[Dataset entries]
● ● ●

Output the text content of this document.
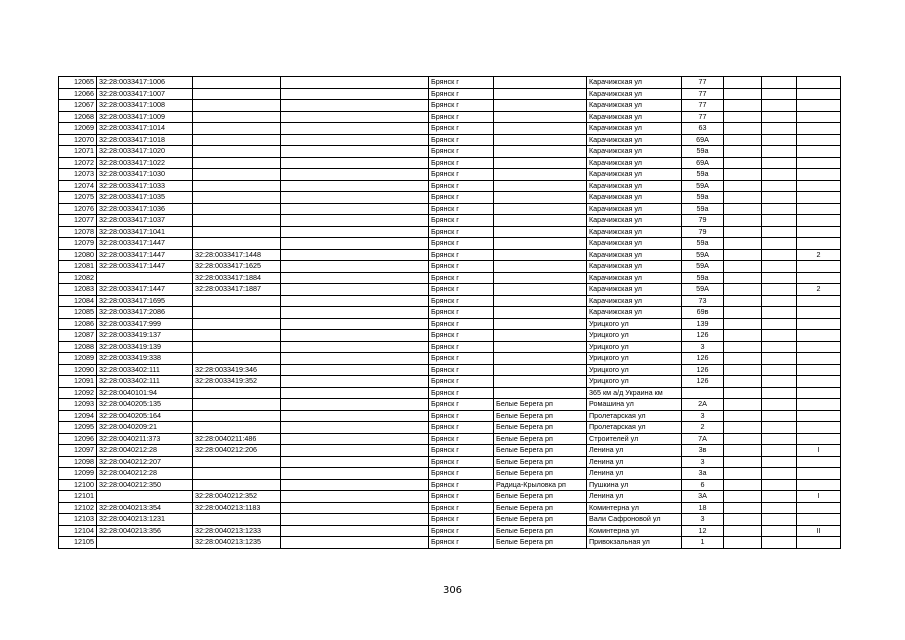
12065	32:28:0033417:1006			Брянск г		Карачижская ул	77			
12066	32:28:0033417:1007			Брянск г		Карачижская ул	77			
12067	32:28:0033417:1008			Брянск г		Карачижская ул	77			
12068	32:28:0033417:1009			Брянск г		Карачижская ул	77			
12069	32:28:0033417:1014			Брянск г		Карачижская ул	63			
12070	32:28:0033417:1018			Брянск г		Карачижская ул	69А			
12071	32:28:0033417:1020			Брянск г		Карачижская ул	59а			
12072	32:28:0033417:1022			Брянск г		Карачижская ул	69А			
12073	32:28:0033417:1030			Брянск г		Карачижская ул	59а			
12074	32:28:0033417:1033			Брянск г		Карачижская ул	59А			
12075	32:28:0033417:1035			Брянск г		Карачижская ул	59а			
12076	32:28:0033417:1036			Брянск г		Карачижская ул	59а			
12077	32:28:0033417:1037			Брянск г		Карачижская ул	79			
12078	32:28:0033417:1041			Брянск г		Карачижская ул	79			
12079	32:28:0033417:1447			Брянск г		Карачижская ул	59а			
12080	32:28:0033417:1447	32:28:0033417:1448		Брянск г		Карачижская ул	59А			2
12081	32:28:0033417:1447	32:28:0033417:1625		Брянск г		Карачижская ул	59А			
12082		32:28:0033417:1884		Брянск г		Карачижская ул	59а			
12083	32:28:0033417:1447	32:28:0033417:1887		Брянск г		Карачижская ул	59А			2
12084	32:28:0033417:1695			Брянск г		Карачижская ул	73			
12085	32:28:0033417:2086			Брянск г		Карачижская ул	69в			
12086	32:28:0033417:999			Брянск г		Урицкого ул	139			
12087	32:28:0033419:137			Брянск г		Урицкого ул	126			
12088	32:28:0033419:139			Брянск г		Урицкого ул	3			
12089	32:28:0033419:338			Брянск г		Урицкого ул	126			
12090	32:28:0033402:111	32:28:0033419:346		Брянск г		Урицкого ул	126			
12091	32:28:0033402:111	32:28:0033419:352		Брянск г		Урицкого ул	126			
12092	32:28:0040101:94			Брянск г		365 км а/д Украина км				
12093	32:28:0040205:135			Брянск г	Белые Берега рп	Ромашина ул	2А			
12094	32:28:0040205:164			Брянск г	Белые Берега рп	Пролетарская ул	3			
12095	32:28:0040209:21			Брянск г	Белые Берега рп	Пролетарская ул	2			
12096	32:28:0040211:373	32:28:0040211:486		Брянск г	Белые Берега рп	Строителей ул	7А			
12097	32:28:0040212:28	32:28:0040212:206		Брянск г	Белые Берега рп	Ленина ул	3в			I
12098	32:28:0040212:207			Брянск г	Белые Берега рп	Ленина ул	3			
12099	32:28:0040212:28			Брянск г	Белые Берега рп	Ленина ул	3а			
12100	32:28:0040212:350			Брянск г	Радица-Крыловка рп	Пушкина ул	6			
12101		32:28:0040212:352		Брянск г	Белые Берега рп	Ленина ул	3А			I
12102	32:28:0040213:354	32:28:0040213:1183		Брянск г	Белые Берега рп	Коминтерна ул	18			
12103	32:28:0040213:1231			Брянск г	Белые Берега рп	Вали Сафроновой ул	3			
12104	32:28:0040213:356	32:28:0040213:1233		Брянск г	Белые Берега рп	Коминтерна ул	12			II
12105		32:28:0040213:1235		Брянск г	Белые Берега рп	Привокзальная ул	1			
306
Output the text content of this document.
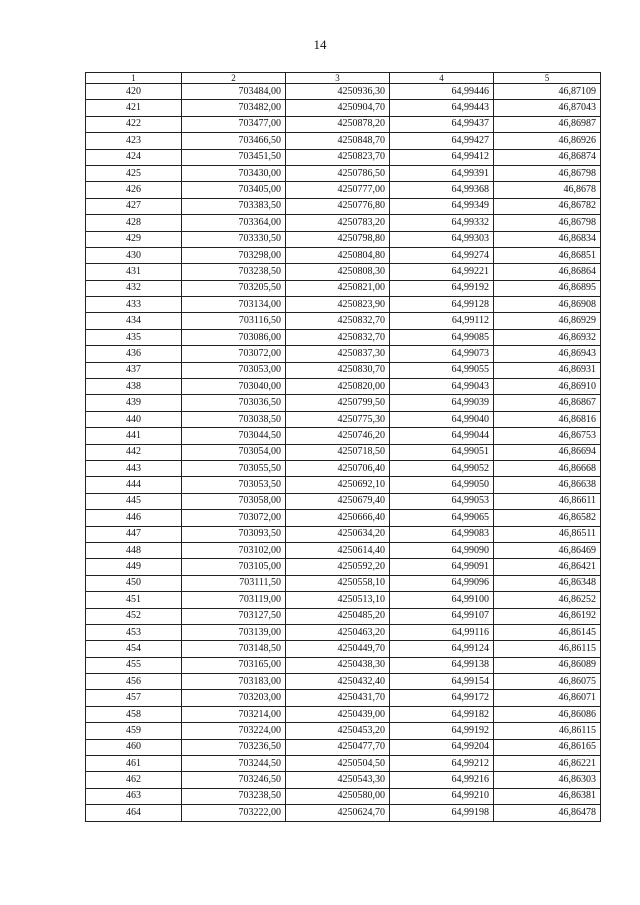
14
1	2	3	4	5
420	703484,00	4250936,30	64,99446	46,87109
421	703482,00	4250904,70	64,99443	46,87043
422	703477,00	4250878,20	64,99437	46,86987
423	703466,50	4250848,70	64,99427	46,86926
424	703451,50	4250823,70	64,99412	46,86874
425	703430,00	4250786,50	64,99391	46,86798
426	703405,00	4250777,00	64,99368	46,8678
427	703383,50	4250776,80	64,99349	46,86782
428	703364,00	4250783,20	64,99332	46,86798
429	703330,50	4250798,80	64,99303	46,86834
430	703298,00	4250804,80	64,99274	46,86851
431	703238,50	4250808,30	64,99221	46,86864
432	703205,50	4250821,00	64,99192	46,86895
433	703134,00	4250823,90	64,99128	46,86908
434	703116,50	4250832,70	64,99112	46,86929
435	703086,00	4250832,70	64,99085	46,86932
436	703072,00	4250837,30	64,99073	46,86943
437	703053,00	4250830,70	64,99055	46,86931
438	703040,00	4250820,00	64,99043	46,86910
439	703036,50	4250799,50	64,99039	46,86867
440	703038,50	4250775,30	64,99040	46,86816
441	703044,50	4250746,20	64,99044	46,86753
442	703054,00	4250718,50	64,99051	46,86694
443	703055,50	4250706,40	64,99052	46,86668
444	703053,50	4250692,10	64,99050	46,86638
445	703058,00	4250679,40	64,99053	46,86611
446	703072,00	4250666,40	64,99065	46,86582
447	703093,50	4250634,20	64,99083	46,86511
448	703102,00	4250614,40	64,99090	46,86469
449	703105,00	4250592,20	64,99091	46,86421
450	703111,50	4250558,10	64,99096	46,86348
451	703119,00	4250513,10	64,99100	46,86252
452	703127,50	4250485,20	64,99107	46,86192
453	703139,00	4250463,20	64,99116	46,86145
454	703148,50	4250449,70	64,99124	46,86115
455	703165,00	4250438,30	64,99138	46,86089
456	703183,00	4250432,40	64,99154	46,86075
457	703203,00	4250431,70	64,99172	46,86071
458	703214,00	4250439,00	64,99182	46,86086
459	703224,00	4250453,20	64,99192	46,86115
460	703236,50	4250477,70	64,99204	46,86165
461	703244,50	4250504,50	64,99212	46,86221
462	703246,50	4250543,30	64,99216	46,86303
463	703238,50	4250580,00	64,99210	46,86381
464	703222,00	4250624,70	64,99198	46,86478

● ● ●

Instruction
Reproduce each entry precisely, dropping only the pictures.

Answer to this exercise
Output the text content of this document.
12065	32:28:0033417:1006			Брянск г		Карачижская ул	77			
12066	32:28:0033417:1007			Брянск г		Карачижская ул	77			
12067	32:28:0033417:1008			Брянск г		Карачижская ул	77			
12068	32:28:0033417:1009			Брянск г		Карачижская ул	77			
12069	32:28:0033417:1014			Брянск г		Карачижская ул	63			
12070	32:28:0033417:1018			Брянск г		Карачижская ул	69А			
12071	32:28:0033417:1020			Брянск г		Карачижская ул	59а			
12072	32:28:0033417:1022			Брянск г		Карачижская ул	69А			
12073	32:28:0033417:1030			Брянск г		Карачижская ул	59а			
12074	32:28:0033417:1033			Брянск г		Карачижская ул	59А			
12075	32:28:0033417:1035			Брянск г		Карачижская ул	59а			
12076	32:28:0033417:1036			Брянск г		Карачижская ул	59а			
12077	32:28:0033417:1037			Брянск г		Карачижская ул	79			
12078	32:28:0033417:1041			Брянск г		Карачижская ул	79			
12079	32:28:0033417:1447			Брянск г		Карачижская ул	59а			
12080	32:28:0033417:1447	32:28:0033417:1448		Брянск г		Карачижская ул	59А			2
12081	32:28:0033417:1447	32:28:0033417:1625		Брянск г		Карачижская ул	59А			
12082		32:28:0033417:1884		Брянск г		Карачижская ул	59а			
12083	32:28:0033417:1447	32:28:0033417:1887		Брянск г		Карачижская ул	59А			2
12084	32:28:0033417:1695			Брянск г		Карачижская ул	73			
12085	32:28:0033417:2086			Брянск г		Карачижская ул	69в			
12086	32:28:0033417:999			Брянск г		Урицкого ул	139			
12087	32:28:0033419:137			Брянск г		Урицкого ул	126			
12088	32:28:0033419:139			Брянск г		Урицкого ул	3			
12089	32:28:0033419:338			Брянск г		Урицкого ул	126			
12090	32:28:0033402:111	32:28:0033419:346		Брянск г		Урицкого ул	126			
12091	32:28:0033402:111	32:28:0033419:352		Брянск г		Урицкого ул	126			
12092	32:28:0040101:94			Брянск г		365 км а/д Украина км				
12093	32:28:0040205:135			Брянск г	Белые Берега рп	Ромашина ул	2А			
12094	32:28:0040205:164			Брянск г	Белые Берега рп	Пролетарская ул	3			
12095	32:28:0040209:21			Брянск г	Белые Берега рп	Пролетарская ул	2			
12096	32:28:0040211:373	32:28:0040211:486		Брянск г	Белые Берега рп	Строителей ул	7А			
12097	32:28:0040212:28	32:28:0040212:206		Брянск г	Белые Берега рп	Ленина ул	3в			I
12098	32:28:0040212:207			Брянск г	Белые Берега рп	Ленина ул	3			
12099	32:28:0040212:28			Брянск г	Белые Берега рп	Ленина ул	3а			
12100	32:28:0040212:350			Брянск г	Радица-Крыловка рп	Пушкина ул	6			
12101		32:28:0040212:352		Брянск г	Белые Берега рп	Ленина ул	3А			I
12102	32:28:0040213:354	32:28:0040213:1183		Брянск г	Белые Берега рп	Коминтерна ул	18			
12103	32:28:0040213:1231			Брянск г	Белые Берега рп	Вали Сафроновой ул	3			
12104	32:28:0040213:356	32:28:0040213:1233		Брянск г	Белые Берега рп	Коминтерна ул	12			II
12105		32:28:0040213:1235		Брянск г	Белые Берега рп	Привокзальная ул	1			
306
Output the text content of this document.
14
1	2	3	4	5
420	703484,00	4250936,30	64,99446	46,87109
421	703482,00	4250904,70	64,99443	46,87043
422	703477,00	4250878,20	64,99437	46,86987
423	703466,50	4250848,70	64,99427	46,86926
424	703451,50	4250823,70	64,99412	46,86874
425	703430,00	4250786,50	64,99391	46,86798
426	703405,00	4250777,00	64,99368	46,8678
427	703383,50	4250776,80	64,99349	46,86782
428	703364,00	4250783,20	64,99332	46,86798
429	703330,50	4250798,80	64,99303	46,86834
430	703298,00	4250804,80	64,99274	46,86851
431	703238,50	4250808,30	64,99221	46,86864
432	703205,50	4250821,00	64,99192	46,86895
433	703134,00	4250823,90	64,99128	46,86908
434	703116,50	4250832,70	64,99112	46,86929
435	703086,00	4250832,70	64,99085	46,86932
436	703072,00	4250837,30	64,99073	46,86943
437	703053,00	4250830,70	64,99055	46,86931
438	703040,00	4250820,00	64,99043	46,86910
439	703036,50	4250799,50	64,99039	46,86867
440	703038,50	4250775,30	64,99040	46,86816
441	703044,50	4250746,20	64,99044	46,86753
442	703054,00	4250718,50	64,99051	46,86694
443	703055,50	4250706,40	64,99052	46,86668
444	703053,50	4250692,10	64,99050	46,86638
445	703058,00	4250679,40	64,99053	46,86611
446	703072,00	4250666,40	64,99065	46,86582
447	703093,50	4250634,20	64,99083	46,86511
448	703102,00	4250614,40	64,99090	46,86469
449	703105,00	4250592,20	64,99091	46,86421
450	703111,50	4250558,10	64,99096	46,86348
451	703119,00	4250513,10	64,99100	46,86252
452	703127,50	4250485,20	64,99107	46,86192
453	703139,00	4250463,20	64,99116	46,86145
454	703148,50	4250449,70	64,99124	46,86115
455	703165,00	4250438,30	64,99138	46,86089
456	703183,00	4250432,40	64,99154	46,86075
457	703203,00	4250431,70	64,99172	46,86071
458	703214,00	4250439,00	64,99182	46,86086
459	703224,00	4250453,20	64,99192	46,86115
460	703236,50	4250477,70	64,99204	46,86165
461	703244,50	4250504,50	64,99212	46,86221
462	703246,50	4250543,30	64,99216	46,86303
463	703238,50	4250580,00	64,99210	46,86381
464	703222,00	4250624,70	64,99198	46,86478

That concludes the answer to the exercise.